● Task goal
Scan the lines below for the string "liquid" and copy every one that has it.

Data items
┌──

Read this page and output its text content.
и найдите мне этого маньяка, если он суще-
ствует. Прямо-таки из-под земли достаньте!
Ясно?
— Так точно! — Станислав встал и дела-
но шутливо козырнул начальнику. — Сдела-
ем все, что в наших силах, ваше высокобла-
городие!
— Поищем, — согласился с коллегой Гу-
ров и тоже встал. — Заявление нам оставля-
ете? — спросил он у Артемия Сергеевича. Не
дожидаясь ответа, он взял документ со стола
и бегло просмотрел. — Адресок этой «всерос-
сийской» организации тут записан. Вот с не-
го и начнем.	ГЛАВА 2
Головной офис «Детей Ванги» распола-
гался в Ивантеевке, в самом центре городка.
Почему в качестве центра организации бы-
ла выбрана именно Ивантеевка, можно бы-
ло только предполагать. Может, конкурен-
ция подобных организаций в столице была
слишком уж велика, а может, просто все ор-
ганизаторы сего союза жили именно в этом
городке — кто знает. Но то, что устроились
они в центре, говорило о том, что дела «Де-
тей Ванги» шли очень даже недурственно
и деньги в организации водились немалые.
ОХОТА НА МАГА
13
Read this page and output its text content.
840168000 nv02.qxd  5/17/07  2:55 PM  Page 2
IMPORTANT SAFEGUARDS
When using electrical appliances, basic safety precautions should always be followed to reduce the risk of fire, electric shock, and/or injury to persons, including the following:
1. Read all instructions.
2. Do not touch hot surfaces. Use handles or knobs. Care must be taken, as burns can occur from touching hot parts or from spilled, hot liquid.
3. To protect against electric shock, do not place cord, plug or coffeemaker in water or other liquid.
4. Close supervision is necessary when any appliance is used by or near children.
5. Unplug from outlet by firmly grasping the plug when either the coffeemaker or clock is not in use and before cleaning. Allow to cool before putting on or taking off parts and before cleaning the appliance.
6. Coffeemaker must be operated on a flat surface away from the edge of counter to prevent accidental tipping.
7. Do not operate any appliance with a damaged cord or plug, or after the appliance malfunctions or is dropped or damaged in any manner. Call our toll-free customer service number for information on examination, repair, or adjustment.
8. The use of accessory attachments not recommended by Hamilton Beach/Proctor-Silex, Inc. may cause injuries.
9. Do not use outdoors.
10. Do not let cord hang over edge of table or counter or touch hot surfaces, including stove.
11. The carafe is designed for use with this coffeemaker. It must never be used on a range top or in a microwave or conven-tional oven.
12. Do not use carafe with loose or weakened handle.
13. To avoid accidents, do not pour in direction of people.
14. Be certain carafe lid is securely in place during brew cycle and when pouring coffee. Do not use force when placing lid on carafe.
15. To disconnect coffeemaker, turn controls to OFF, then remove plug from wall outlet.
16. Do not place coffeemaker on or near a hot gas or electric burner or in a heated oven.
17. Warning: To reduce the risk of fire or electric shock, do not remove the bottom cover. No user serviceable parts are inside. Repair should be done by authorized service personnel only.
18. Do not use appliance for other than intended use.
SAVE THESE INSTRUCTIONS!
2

└──

● Finished answer
2. Do not touch hot surfaces. Use handles or knobs. Care must be taken, as burns can occur from touching hot parts or from spilled, hot liquid.
3. To protect against electric shock, do not place cord, plug or coffeemaker in water or other liquid.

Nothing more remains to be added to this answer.